Using the records below, locate all lines containing "Figure" and return them.

● MATERIAL PROVIDED:
# # # # #

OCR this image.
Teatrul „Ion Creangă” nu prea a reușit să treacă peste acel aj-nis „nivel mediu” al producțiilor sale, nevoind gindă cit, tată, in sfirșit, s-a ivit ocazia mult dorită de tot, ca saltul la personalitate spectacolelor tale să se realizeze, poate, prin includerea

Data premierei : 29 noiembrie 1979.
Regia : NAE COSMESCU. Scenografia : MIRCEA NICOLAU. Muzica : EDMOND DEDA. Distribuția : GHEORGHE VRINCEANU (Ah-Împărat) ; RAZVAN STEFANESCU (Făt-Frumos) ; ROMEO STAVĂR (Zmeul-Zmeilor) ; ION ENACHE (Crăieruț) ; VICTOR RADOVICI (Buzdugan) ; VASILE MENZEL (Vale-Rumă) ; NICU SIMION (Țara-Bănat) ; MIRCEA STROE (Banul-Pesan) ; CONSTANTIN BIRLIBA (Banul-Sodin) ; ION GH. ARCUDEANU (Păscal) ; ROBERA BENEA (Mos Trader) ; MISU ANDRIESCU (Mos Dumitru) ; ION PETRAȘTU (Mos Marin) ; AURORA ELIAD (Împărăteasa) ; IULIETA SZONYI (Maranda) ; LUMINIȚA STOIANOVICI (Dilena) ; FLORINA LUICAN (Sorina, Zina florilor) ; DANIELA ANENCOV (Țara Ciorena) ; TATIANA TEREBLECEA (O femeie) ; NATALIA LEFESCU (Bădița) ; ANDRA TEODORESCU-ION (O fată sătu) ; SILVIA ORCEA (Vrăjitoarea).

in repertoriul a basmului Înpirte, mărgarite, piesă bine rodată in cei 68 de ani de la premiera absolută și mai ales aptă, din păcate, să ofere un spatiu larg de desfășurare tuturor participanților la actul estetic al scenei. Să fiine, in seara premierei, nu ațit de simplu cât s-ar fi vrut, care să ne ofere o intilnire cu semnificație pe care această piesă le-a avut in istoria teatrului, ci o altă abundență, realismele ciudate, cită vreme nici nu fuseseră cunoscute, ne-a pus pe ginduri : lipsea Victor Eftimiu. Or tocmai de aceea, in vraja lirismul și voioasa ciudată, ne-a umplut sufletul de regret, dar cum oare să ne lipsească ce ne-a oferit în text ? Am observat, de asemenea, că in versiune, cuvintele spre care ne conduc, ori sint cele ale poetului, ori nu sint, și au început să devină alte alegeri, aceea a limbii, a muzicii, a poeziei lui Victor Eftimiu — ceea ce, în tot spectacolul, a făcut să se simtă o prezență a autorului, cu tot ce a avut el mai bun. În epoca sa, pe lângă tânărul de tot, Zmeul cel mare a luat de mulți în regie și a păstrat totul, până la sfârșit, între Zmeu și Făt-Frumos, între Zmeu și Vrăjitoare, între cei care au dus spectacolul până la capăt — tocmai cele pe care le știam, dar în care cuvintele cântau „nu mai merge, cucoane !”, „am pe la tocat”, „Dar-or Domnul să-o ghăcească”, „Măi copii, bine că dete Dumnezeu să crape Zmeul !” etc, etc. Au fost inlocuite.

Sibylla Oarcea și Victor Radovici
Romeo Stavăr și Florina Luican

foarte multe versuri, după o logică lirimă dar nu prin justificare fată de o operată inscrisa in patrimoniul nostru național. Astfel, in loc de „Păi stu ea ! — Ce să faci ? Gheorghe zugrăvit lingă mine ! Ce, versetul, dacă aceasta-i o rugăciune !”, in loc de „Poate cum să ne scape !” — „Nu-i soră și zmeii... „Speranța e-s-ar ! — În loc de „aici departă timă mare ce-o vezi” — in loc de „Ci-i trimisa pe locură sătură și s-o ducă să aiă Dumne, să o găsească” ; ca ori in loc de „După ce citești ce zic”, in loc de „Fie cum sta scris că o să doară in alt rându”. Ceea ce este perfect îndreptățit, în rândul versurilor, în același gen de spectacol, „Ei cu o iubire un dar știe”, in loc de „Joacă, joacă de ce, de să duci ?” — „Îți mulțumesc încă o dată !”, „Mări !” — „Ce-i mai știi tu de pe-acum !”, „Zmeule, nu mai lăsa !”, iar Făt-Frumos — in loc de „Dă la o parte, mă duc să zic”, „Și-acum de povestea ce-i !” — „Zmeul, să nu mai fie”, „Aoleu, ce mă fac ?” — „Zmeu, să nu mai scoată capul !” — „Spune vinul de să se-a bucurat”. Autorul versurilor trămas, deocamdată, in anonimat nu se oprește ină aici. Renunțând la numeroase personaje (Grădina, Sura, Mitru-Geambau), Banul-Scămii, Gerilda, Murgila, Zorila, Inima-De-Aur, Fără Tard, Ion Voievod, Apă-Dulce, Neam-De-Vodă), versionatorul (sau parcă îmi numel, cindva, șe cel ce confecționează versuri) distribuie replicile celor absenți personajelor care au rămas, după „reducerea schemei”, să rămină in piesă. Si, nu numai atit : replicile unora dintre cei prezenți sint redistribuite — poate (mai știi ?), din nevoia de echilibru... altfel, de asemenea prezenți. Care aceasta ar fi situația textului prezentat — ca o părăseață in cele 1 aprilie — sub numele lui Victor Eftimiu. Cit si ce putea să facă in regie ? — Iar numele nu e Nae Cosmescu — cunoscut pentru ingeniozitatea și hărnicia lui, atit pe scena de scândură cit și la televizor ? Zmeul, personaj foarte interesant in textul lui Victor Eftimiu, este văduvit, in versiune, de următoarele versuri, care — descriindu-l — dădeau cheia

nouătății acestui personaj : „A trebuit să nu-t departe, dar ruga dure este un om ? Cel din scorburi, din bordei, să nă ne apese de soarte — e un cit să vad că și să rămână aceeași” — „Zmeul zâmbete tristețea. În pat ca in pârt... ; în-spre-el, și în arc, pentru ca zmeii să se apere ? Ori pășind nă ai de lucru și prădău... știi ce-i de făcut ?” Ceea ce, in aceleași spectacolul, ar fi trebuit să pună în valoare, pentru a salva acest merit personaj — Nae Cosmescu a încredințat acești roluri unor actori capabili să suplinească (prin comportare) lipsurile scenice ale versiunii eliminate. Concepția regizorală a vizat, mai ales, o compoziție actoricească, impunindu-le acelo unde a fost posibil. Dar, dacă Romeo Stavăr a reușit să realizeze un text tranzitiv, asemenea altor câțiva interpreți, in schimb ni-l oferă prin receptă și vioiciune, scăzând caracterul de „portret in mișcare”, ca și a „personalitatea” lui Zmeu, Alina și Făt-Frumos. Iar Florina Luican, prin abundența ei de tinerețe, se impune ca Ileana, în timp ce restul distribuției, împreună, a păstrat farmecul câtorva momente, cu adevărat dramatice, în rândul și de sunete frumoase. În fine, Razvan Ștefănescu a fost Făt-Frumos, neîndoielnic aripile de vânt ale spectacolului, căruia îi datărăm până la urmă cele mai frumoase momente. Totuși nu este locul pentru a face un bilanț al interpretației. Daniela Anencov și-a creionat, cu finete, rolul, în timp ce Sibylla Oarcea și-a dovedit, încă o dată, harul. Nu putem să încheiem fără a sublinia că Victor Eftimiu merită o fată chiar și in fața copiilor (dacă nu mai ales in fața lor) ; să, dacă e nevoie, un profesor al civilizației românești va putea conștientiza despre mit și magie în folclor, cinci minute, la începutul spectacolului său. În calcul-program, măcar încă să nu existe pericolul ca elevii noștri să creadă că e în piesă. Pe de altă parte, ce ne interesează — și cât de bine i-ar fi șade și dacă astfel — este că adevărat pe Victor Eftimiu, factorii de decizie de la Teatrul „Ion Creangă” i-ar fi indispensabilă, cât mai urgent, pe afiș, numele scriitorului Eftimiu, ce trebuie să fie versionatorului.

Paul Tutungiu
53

# # # # #

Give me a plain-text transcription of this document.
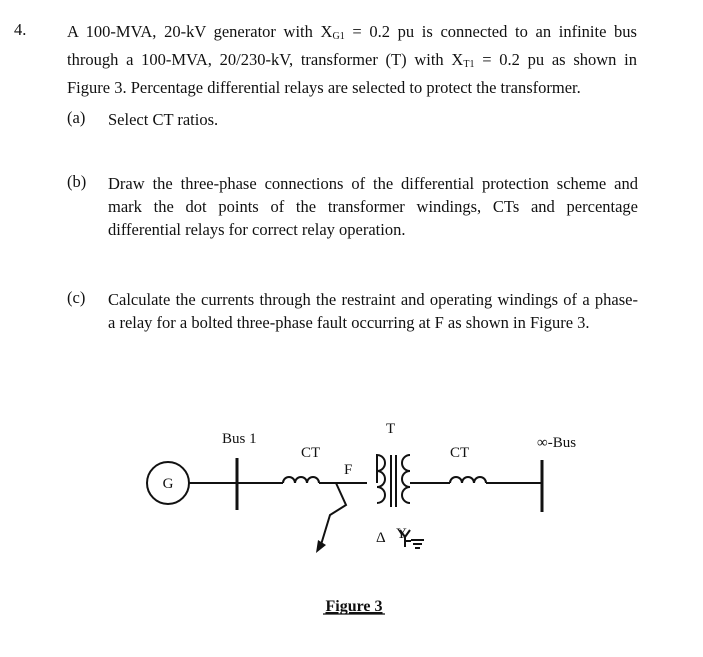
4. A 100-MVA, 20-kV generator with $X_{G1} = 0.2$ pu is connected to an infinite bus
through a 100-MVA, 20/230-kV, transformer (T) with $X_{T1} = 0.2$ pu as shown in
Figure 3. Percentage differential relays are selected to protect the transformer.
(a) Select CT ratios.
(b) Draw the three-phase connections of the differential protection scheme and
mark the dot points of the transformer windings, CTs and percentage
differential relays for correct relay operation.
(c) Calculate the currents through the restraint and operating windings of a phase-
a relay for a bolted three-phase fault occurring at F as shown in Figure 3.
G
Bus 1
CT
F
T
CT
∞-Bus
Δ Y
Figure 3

# # # # #

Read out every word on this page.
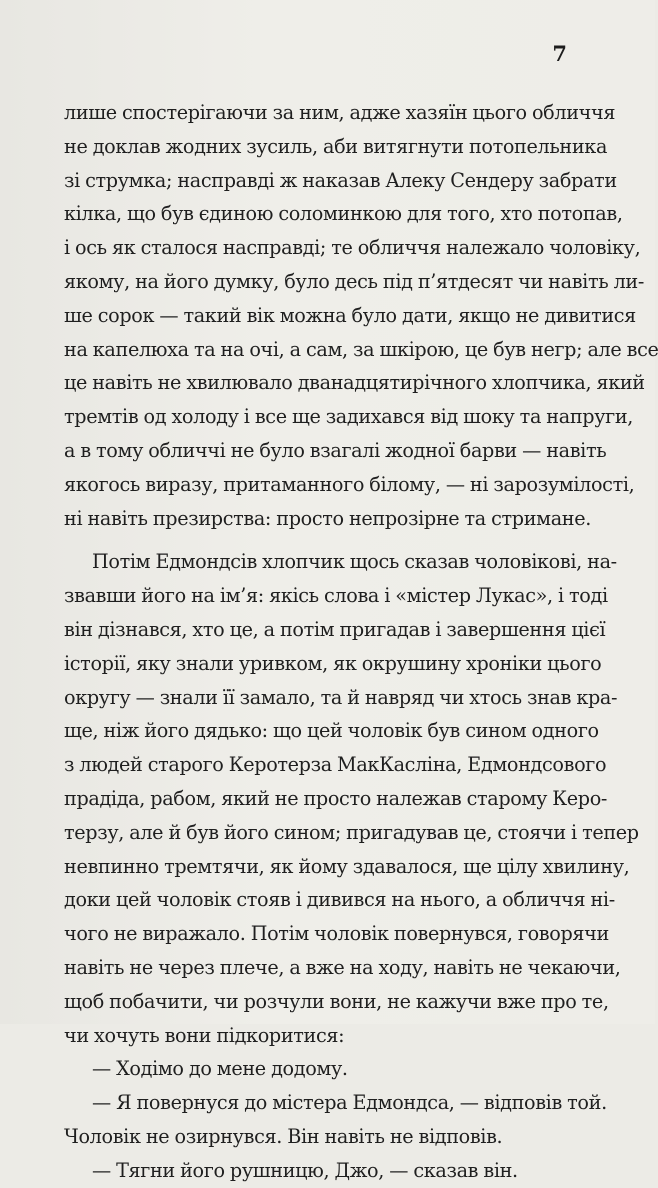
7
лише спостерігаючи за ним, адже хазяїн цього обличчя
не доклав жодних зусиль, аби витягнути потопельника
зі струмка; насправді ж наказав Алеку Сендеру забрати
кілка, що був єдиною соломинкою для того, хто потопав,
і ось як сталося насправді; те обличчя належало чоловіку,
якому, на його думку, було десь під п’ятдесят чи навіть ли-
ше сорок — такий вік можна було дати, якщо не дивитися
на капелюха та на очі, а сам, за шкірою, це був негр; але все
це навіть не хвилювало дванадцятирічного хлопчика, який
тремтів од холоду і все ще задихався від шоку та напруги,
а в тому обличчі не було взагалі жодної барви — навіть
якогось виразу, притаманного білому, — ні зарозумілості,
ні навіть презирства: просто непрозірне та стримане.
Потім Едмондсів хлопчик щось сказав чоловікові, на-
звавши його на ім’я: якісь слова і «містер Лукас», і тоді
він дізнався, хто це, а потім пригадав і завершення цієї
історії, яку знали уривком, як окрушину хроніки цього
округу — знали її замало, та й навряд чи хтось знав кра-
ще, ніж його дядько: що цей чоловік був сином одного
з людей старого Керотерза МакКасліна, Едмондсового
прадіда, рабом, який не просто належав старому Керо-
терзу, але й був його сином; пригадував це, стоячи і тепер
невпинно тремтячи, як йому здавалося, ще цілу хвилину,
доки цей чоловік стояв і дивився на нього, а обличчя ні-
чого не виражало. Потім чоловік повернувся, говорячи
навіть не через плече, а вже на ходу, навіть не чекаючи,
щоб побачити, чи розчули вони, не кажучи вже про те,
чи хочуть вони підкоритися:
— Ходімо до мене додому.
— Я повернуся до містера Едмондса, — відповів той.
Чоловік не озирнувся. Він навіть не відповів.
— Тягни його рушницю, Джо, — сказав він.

# # # # #

● WRITTEN ANSWER:
Figure 3. Percentage differential relays are selected to protect the transformer.
a relay for a bolted three-phase fault occurring at F as shown in Figure 3.
Figure 3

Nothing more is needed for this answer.